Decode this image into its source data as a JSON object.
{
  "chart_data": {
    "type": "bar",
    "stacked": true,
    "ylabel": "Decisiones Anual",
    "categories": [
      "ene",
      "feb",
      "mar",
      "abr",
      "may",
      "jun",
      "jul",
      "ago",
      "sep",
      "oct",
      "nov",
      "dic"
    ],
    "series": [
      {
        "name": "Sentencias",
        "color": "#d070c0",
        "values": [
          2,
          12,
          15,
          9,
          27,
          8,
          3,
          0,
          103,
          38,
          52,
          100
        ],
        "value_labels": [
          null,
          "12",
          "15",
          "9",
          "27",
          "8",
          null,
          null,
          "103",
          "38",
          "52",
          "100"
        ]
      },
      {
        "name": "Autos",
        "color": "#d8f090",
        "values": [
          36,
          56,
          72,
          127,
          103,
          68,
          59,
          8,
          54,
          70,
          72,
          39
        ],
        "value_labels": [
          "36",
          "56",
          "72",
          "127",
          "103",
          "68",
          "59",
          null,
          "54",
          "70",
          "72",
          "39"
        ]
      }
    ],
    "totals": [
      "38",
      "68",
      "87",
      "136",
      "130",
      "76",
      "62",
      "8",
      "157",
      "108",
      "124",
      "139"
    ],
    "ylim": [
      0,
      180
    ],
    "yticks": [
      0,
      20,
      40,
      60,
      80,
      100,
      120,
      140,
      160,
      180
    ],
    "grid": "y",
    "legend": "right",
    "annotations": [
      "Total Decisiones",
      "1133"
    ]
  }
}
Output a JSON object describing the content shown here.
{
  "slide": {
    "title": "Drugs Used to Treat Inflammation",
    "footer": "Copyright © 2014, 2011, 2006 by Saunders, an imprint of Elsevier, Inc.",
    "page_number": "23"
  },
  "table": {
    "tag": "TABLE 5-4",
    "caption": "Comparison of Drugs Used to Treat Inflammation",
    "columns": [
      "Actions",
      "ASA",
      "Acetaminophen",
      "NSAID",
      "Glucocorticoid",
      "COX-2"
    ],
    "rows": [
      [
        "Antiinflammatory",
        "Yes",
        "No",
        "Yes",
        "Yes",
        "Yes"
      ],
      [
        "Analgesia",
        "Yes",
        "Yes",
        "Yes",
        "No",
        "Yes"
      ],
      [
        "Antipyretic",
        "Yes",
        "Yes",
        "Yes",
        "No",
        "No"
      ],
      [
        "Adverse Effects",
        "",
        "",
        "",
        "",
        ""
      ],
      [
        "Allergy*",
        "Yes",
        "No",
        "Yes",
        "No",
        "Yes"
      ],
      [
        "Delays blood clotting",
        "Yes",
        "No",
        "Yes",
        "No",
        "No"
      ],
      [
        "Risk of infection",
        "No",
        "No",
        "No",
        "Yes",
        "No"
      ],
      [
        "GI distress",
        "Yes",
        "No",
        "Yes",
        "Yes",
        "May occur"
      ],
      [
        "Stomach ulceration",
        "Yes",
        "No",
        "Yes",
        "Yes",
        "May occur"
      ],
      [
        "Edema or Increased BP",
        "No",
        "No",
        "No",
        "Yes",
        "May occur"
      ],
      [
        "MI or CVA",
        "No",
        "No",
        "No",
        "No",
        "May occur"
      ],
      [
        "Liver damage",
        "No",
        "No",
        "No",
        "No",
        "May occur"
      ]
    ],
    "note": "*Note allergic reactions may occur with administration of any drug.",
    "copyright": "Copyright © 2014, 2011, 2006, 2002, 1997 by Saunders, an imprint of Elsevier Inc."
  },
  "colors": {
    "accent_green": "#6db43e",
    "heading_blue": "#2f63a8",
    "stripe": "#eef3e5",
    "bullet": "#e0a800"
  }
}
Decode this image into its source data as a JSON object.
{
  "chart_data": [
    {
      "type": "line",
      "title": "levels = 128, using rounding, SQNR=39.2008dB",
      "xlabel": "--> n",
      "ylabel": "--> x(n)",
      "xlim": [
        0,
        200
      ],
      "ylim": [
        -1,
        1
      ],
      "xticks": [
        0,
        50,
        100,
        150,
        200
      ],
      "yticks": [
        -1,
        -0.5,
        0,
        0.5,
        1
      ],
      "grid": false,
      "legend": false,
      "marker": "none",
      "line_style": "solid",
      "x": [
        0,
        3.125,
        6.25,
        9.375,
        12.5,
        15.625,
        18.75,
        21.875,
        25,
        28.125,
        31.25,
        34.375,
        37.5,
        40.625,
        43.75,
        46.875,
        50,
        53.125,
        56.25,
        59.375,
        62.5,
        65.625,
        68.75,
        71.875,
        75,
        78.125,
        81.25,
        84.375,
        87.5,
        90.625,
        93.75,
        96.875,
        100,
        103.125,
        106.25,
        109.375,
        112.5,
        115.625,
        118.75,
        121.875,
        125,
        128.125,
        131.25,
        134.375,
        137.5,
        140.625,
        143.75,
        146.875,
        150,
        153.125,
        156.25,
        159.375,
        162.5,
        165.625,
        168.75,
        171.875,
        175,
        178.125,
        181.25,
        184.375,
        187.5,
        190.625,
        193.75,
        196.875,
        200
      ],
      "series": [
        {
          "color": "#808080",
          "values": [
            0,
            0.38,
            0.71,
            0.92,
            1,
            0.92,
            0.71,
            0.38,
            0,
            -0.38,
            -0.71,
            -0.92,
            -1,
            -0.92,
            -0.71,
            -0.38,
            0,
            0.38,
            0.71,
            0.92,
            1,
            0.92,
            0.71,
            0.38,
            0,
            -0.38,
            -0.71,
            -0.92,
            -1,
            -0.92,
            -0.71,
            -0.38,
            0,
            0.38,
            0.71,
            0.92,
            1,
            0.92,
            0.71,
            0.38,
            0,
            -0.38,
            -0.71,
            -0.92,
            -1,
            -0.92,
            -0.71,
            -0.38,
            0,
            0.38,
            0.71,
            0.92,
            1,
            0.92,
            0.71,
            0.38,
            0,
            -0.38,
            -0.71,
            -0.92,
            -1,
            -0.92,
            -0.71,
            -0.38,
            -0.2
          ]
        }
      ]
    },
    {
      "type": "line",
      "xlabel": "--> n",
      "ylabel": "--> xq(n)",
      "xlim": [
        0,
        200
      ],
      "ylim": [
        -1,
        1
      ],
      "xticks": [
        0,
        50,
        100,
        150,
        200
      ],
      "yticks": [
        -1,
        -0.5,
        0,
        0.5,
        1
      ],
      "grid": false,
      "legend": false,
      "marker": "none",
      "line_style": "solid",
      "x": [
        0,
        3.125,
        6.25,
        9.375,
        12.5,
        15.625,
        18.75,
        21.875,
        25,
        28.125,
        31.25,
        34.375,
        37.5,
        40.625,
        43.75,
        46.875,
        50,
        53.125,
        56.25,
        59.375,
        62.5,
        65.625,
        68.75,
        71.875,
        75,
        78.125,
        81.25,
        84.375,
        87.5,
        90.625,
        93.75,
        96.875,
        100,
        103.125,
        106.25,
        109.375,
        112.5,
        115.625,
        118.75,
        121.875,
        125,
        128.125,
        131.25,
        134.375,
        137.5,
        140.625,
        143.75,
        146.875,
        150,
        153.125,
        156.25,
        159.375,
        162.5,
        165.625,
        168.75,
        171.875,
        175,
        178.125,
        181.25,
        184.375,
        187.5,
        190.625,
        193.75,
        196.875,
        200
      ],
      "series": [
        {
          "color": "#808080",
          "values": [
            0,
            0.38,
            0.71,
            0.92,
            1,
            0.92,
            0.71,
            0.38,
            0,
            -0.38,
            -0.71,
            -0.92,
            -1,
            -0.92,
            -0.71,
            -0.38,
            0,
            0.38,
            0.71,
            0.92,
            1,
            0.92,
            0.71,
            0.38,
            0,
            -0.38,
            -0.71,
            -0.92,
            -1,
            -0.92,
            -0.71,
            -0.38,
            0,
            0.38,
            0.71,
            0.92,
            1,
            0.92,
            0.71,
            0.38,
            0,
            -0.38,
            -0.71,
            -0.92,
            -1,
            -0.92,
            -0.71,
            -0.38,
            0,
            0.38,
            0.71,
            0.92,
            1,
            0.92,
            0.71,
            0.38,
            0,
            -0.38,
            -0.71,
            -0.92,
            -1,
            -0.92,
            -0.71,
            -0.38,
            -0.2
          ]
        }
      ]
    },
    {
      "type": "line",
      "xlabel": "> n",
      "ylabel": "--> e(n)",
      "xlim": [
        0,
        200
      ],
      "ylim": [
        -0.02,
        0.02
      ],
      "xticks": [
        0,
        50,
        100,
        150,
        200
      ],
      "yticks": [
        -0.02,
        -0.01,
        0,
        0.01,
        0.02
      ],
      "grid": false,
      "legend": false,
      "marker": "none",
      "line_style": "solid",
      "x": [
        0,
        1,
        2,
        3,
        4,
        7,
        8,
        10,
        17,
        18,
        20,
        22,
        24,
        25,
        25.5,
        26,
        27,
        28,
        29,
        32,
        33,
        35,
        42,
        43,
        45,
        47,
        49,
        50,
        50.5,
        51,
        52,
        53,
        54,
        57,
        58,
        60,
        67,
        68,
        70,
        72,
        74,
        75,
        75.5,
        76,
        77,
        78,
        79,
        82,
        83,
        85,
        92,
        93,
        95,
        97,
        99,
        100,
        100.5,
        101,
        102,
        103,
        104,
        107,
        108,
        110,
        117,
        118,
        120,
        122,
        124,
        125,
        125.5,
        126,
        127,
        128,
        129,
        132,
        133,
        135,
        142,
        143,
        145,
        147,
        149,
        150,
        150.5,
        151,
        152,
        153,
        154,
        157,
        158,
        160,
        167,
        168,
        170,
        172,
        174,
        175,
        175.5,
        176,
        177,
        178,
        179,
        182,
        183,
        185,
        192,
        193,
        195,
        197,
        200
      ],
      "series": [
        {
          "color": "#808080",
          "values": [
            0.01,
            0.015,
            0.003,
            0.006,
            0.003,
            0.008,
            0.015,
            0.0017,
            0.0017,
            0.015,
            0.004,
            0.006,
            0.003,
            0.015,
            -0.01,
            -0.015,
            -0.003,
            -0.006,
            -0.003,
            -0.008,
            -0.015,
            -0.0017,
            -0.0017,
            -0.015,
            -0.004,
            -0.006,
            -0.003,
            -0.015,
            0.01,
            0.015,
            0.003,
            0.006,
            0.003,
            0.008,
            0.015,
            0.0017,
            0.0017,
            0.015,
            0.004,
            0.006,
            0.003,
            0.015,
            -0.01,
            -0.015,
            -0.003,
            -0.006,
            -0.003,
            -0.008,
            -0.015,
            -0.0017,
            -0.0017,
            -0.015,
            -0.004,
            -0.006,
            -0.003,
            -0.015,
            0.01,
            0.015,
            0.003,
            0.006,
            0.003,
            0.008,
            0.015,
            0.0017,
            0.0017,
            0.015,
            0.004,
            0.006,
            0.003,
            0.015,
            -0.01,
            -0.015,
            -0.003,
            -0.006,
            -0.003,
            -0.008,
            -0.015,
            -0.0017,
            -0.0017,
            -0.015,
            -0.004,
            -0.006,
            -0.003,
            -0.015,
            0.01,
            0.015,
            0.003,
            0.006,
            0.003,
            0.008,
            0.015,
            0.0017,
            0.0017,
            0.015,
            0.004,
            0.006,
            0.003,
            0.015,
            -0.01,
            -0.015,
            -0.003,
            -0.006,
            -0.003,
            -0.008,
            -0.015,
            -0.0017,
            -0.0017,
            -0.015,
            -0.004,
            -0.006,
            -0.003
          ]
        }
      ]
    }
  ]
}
+++
Where a line above includes "Elsevier", copy that line.

ANSWER TO THIS PROBLEM —
    "footer": "Copyright © 2014, 2011, 2006 by Saunders, an imprint of Elsevier, Inc.",
    "copyright": "Copyright © 2014, 2011, 2006, 2002, 1997 by Saunders, an imprint of Elsevier Inc."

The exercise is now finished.